• GOAL OF THE EXERCISE:
Every line with the string "Floating" should be gathered.
[START OF RECORDS PROVIDED]
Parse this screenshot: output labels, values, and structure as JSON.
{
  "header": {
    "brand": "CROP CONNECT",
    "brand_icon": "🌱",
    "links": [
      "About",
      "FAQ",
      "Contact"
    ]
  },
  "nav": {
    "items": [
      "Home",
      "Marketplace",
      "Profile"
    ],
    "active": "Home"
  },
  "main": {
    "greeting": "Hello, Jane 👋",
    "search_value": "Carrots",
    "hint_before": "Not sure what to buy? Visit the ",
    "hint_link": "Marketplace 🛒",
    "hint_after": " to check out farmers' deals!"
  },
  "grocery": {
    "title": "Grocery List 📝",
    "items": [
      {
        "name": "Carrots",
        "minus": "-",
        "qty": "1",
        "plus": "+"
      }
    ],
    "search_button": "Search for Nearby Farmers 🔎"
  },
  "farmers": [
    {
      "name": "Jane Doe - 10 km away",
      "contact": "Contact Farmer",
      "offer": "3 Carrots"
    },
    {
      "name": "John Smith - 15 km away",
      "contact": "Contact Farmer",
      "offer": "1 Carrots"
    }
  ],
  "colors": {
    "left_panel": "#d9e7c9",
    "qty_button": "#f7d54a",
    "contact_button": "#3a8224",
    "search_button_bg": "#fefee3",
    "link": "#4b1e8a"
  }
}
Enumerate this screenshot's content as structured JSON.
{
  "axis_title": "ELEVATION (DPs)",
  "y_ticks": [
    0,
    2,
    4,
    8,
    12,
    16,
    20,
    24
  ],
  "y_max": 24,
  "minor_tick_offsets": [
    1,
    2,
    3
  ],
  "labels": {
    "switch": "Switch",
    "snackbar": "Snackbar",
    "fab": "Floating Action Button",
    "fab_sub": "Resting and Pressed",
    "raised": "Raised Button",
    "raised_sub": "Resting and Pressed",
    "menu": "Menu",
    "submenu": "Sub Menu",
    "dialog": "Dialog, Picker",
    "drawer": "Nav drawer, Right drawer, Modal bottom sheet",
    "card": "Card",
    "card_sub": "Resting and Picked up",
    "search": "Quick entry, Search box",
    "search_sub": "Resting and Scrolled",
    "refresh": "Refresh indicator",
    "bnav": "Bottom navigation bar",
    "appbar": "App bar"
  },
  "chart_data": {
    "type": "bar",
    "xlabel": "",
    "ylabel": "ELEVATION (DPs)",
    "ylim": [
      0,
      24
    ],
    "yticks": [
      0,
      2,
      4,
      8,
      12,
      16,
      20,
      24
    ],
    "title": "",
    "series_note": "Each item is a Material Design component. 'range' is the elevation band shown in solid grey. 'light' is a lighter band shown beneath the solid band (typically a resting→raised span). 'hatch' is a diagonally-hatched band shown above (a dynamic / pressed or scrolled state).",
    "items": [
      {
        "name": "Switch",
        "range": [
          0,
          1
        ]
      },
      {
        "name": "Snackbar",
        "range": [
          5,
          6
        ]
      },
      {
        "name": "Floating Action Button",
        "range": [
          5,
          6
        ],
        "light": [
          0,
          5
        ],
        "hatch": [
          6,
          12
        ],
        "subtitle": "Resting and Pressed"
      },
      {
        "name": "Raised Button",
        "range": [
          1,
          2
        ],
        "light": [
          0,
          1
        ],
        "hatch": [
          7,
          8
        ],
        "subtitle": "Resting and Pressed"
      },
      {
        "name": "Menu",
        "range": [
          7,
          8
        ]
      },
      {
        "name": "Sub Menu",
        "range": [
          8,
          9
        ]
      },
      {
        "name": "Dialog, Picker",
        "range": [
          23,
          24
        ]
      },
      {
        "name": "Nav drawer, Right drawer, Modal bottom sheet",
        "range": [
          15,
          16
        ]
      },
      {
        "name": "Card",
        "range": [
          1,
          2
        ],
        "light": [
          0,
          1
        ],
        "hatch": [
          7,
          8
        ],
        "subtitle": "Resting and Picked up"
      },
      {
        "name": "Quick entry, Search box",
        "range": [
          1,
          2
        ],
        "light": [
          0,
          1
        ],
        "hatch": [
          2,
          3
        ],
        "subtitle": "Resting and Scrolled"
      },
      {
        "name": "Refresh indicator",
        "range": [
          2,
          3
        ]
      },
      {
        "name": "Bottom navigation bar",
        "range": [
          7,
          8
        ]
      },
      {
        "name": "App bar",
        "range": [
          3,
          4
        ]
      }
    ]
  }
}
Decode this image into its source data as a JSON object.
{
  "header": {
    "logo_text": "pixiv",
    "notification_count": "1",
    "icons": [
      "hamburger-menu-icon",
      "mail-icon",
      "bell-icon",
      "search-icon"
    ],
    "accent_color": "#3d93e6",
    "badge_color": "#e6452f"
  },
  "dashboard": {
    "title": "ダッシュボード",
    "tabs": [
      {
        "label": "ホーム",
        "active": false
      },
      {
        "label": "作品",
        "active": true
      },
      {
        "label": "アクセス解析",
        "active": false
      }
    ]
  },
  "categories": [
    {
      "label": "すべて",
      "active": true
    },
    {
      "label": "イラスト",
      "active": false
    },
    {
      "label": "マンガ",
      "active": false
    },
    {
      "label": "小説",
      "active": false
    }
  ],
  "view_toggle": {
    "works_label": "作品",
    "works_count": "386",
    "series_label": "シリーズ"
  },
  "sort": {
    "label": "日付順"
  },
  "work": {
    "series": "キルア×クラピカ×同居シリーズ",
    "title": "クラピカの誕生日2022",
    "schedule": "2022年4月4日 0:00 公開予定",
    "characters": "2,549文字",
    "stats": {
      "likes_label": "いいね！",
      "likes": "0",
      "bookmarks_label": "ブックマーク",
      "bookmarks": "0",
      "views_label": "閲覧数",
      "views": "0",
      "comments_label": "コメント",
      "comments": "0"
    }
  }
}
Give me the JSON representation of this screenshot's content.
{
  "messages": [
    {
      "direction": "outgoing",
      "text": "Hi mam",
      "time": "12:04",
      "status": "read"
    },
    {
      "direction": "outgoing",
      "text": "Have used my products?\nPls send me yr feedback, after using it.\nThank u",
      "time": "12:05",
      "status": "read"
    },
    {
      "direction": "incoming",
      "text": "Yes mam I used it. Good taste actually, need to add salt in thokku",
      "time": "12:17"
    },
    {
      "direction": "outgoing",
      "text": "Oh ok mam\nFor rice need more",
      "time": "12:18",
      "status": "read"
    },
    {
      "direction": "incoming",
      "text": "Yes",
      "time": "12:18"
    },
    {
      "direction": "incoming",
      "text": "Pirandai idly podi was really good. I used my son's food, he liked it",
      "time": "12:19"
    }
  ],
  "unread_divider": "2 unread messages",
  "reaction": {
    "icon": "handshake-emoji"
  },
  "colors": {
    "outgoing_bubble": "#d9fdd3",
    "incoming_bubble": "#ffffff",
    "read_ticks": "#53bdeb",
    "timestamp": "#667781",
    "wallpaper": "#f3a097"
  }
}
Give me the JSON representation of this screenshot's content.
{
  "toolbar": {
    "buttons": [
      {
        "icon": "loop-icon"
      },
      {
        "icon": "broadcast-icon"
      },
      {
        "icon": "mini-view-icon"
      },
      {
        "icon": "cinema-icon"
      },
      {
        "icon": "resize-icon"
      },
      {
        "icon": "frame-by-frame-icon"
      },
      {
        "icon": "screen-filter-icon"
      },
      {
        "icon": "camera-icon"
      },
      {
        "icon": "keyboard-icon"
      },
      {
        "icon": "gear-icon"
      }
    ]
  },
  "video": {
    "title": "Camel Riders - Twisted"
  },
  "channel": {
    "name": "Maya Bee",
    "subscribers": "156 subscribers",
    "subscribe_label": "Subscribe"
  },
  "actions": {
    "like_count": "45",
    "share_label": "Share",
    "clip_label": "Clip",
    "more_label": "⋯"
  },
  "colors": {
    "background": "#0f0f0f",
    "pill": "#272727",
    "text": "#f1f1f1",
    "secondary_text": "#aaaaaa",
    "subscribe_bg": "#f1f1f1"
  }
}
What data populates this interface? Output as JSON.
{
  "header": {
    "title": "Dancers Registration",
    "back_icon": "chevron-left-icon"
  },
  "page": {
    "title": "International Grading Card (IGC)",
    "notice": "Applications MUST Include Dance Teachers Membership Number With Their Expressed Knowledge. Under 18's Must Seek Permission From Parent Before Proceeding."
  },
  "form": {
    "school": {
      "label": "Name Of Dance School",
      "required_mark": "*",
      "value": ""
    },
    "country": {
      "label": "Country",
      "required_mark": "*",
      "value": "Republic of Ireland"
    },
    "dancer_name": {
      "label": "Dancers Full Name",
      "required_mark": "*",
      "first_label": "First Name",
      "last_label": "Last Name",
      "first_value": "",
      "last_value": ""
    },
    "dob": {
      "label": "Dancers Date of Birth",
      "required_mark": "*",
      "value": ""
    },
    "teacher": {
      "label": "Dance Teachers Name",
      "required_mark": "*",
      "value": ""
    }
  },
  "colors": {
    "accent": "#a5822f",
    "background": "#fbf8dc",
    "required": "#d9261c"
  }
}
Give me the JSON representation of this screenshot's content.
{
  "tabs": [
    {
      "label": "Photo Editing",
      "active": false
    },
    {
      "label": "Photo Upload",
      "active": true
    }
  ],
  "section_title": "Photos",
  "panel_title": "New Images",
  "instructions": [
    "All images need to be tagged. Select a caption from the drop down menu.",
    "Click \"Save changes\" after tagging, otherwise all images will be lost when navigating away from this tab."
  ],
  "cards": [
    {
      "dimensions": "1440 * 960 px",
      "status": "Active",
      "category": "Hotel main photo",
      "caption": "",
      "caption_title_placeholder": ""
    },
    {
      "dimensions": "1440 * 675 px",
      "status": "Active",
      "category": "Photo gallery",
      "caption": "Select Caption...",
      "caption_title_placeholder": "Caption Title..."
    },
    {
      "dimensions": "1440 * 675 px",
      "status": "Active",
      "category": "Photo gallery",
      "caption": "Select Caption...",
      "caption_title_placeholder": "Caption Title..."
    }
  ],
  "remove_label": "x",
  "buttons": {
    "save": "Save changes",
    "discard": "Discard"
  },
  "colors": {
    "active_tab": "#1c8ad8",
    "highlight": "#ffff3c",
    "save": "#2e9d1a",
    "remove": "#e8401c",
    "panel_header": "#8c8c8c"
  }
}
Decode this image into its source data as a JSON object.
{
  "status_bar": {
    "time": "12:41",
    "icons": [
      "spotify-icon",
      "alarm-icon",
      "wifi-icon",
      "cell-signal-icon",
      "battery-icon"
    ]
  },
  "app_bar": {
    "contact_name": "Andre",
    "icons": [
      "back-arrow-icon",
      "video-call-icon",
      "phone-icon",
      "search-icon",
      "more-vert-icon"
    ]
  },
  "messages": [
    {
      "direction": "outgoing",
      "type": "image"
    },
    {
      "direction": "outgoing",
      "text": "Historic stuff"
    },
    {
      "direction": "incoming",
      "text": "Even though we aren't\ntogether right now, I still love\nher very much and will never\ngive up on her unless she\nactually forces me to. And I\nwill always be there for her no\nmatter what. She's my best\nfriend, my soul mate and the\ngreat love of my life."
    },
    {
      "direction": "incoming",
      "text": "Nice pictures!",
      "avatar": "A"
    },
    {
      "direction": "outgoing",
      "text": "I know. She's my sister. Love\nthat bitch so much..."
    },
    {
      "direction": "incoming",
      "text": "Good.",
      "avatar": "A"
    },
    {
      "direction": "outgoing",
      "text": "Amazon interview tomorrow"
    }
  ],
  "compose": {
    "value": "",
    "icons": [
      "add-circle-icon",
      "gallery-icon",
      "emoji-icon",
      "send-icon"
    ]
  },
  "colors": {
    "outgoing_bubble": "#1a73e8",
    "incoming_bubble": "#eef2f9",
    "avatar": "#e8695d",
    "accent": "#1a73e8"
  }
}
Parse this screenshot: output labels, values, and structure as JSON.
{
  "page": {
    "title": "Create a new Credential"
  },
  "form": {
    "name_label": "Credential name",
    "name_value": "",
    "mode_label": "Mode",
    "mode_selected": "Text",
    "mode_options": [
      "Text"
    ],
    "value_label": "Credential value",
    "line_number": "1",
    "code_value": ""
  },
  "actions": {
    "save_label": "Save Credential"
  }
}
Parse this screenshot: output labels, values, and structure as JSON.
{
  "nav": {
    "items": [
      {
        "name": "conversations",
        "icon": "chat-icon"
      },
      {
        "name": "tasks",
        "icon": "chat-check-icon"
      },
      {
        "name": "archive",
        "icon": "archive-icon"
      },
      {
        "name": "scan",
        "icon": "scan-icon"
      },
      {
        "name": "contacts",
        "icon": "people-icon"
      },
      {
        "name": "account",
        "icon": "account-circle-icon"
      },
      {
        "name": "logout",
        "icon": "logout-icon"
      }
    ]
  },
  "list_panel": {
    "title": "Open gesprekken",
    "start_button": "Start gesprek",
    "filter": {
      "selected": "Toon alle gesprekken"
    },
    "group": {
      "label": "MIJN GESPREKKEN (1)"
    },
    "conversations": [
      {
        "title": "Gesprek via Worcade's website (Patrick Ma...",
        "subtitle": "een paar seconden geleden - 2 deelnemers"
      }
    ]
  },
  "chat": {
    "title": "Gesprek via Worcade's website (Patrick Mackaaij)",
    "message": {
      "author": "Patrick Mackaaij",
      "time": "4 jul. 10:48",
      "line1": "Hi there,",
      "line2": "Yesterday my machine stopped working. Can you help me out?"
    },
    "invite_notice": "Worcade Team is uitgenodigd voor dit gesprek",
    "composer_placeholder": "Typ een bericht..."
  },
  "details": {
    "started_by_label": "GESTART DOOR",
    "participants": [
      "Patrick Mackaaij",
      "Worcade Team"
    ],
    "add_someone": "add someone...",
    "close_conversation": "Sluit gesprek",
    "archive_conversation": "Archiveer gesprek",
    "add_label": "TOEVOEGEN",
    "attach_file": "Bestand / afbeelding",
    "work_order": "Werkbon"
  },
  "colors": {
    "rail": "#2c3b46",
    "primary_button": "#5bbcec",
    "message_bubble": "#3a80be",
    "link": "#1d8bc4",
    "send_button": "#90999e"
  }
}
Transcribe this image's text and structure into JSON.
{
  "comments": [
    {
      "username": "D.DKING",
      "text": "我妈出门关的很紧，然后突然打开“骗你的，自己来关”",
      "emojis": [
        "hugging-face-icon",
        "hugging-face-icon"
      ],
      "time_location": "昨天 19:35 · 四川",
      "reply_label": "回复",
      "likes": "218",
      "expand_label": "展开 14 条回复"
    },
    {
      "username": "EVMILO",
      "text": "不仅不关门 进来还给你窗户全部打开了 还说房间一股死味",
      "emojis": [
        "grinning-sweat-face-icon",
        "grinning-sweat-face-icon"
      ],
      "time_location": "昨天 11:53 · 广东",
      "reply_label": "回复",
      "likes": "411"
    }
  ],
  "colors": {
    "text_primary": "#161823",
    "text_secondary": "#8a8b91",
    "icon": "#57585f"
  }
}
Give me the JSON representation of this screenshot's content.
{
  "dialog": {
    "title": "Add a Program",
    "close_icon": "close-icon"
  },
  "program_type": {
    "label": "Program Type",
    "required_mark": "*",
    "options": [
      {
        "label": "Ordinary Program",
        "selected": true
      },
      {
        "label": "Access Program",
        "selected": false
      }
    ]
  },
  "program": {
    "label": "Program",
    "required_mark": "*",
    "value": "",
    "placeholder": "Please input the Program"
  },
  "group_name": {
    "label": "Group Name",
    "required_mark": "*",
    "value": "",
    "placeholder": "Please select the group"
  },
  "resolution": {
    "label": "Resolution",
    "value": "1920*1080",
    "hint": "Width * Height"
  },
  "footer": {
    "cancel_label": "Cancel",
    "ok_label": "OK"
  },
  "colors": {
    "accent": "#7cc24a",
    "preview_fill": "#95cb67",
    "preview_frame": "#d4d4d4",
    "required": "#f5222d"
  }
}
[END OF RECORDS PROVIDED]
• SOLUTION TO THIS EXERCISE:
    "fab": "Floating Action Button",
        "name": "Floating Action Button",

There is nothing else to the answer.